» **Challenge**: Using the material below, copy every line where "Malaysia" appears.

(Data listing)
╭──

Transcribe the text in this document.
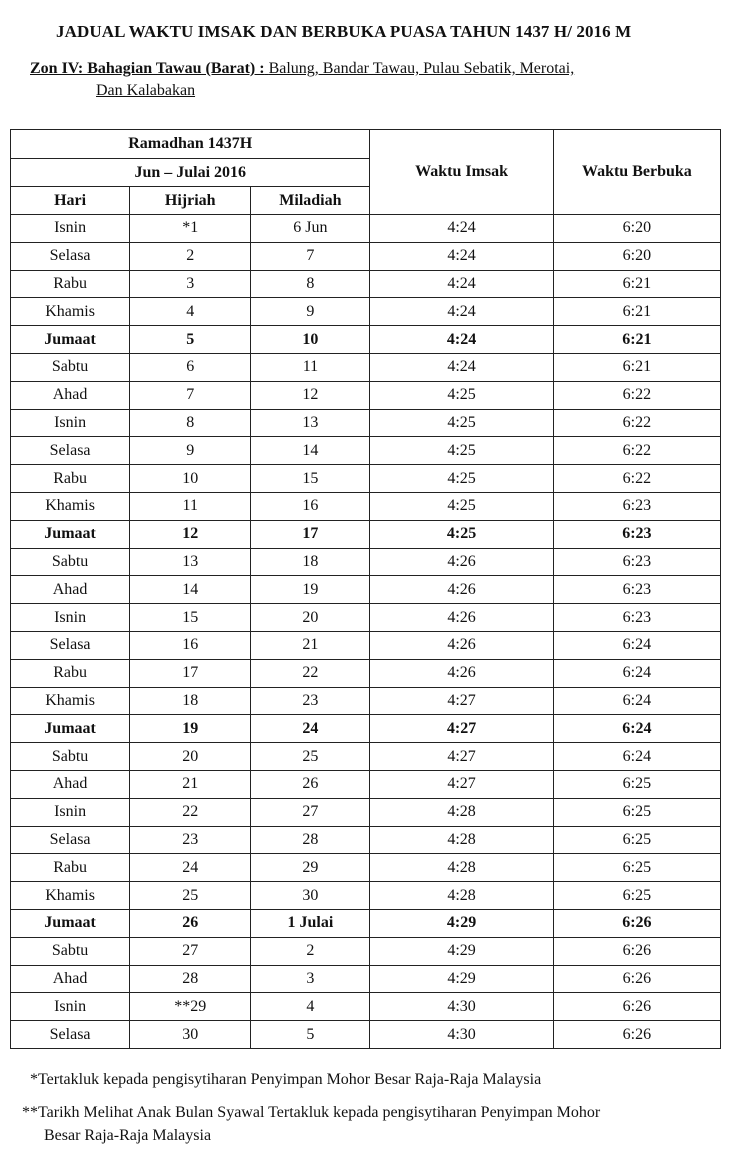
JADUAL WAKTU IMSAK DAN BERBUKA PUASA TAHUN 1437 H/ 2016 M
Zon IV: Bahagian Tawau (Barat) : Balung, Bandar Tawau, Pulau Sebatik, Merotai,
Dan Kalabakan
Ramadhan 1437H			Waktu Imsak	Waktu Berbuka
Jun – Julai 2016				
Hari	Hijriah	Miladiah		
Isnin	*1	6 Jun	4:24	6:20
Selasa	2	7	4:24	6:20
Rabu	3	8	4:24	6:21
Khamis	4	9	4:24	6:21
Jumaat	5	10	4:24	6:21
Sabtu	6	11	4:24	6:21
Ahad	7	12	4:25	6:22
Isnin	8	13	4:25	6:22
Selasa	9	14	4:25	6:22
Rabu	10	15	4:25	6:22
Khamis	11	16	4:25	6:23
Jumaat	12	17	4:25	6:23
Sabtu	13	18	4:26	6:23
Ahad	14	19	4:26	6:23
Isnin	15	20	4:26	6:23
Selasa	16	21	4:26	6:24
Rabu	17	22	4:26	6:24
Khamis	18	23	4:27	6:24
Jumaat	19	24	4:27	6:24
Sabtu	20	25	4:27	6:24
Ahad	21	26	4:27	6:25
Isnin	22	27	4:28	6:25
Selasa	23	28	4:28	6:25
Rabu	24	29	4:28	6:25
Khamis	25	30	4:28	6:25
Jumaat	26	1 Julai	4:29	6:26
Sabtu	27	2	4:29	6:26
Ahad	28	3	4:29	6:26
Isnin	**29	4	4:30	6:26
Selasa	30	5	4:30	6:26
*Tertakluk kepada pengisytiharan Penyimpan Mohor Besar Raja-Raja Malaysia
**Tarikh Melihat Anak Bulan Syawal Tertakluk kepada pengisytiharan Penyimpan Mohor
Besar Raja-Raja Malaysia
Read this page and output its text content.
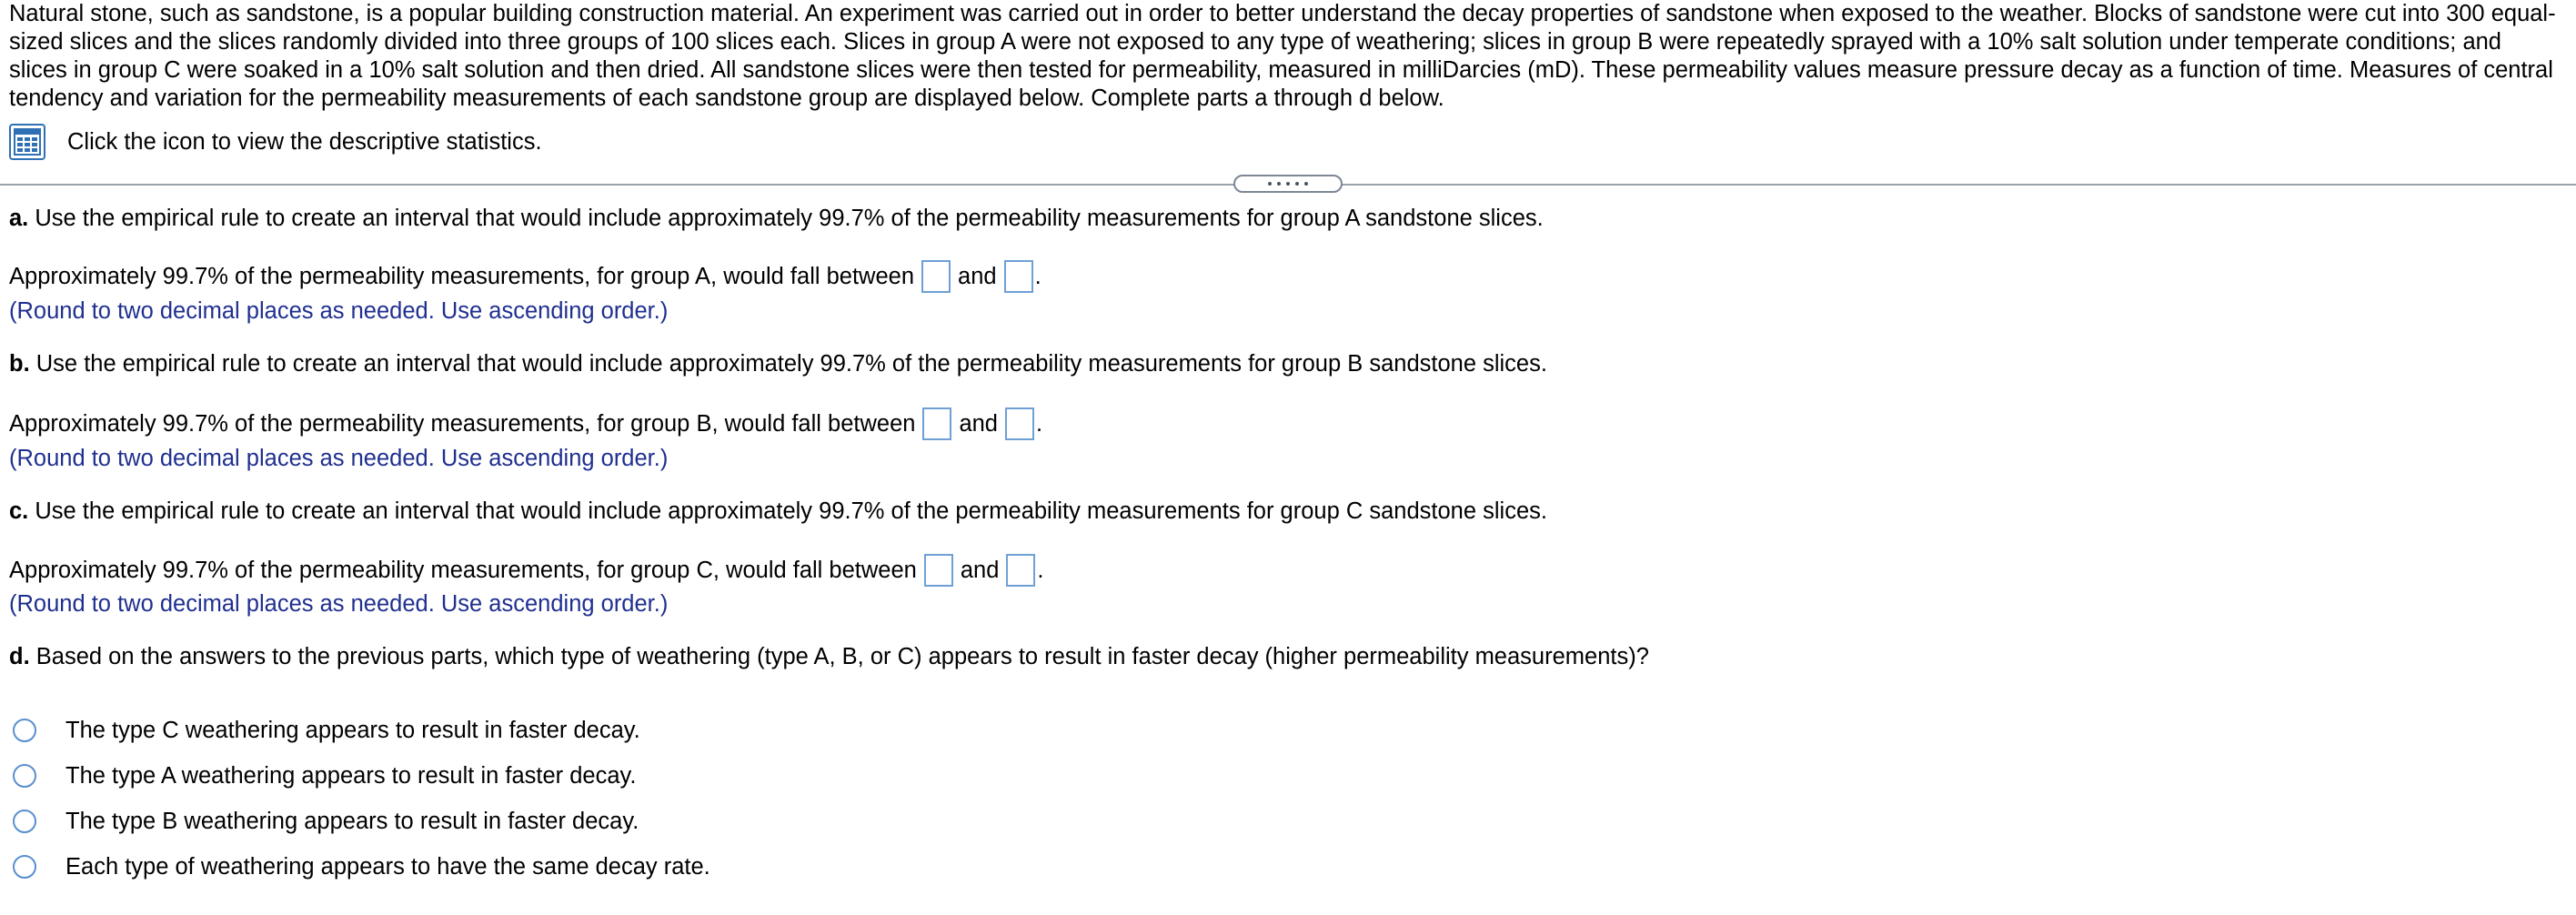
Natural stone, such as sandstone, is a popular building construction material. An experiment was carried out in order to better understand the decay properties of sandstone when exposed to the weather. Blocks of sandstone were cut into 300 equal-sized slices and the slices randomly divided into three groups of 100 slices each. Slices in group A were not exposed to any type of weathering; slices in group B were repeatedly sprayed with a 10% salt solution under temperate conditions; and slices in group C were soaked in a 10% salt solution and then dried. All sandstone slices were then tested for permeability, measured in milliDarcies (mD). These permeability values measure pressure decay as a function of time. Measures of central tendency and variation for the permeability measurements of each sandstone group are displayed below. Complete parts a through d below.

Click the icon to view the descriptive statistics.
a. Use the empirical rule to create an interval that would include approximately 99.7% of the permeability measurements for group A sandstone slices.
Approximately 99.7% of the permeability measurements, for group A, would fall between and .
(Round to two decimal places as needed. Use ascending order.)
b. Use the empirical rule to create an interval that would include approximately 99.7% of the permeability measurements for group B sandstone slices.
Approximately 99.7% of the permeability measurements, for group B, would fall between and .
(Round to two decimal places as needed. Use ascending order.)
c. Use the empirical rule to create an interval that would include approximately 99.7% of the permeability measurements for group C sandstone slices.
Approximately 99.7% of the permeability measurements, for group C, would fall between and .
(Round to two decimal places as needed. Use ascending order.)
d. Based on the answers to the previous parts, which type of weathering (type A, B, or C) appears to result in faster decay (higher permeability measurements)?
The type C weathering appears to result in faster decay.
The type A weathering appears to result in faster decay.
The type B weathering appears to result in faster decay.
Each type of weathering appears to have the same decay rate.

╰──

» **Solved problem**:
*Tertakluk kepada pengisytiharan Penyimpan Mohor Besar Raja-Raja Malaysia
Besar Raja-Raja Malaysia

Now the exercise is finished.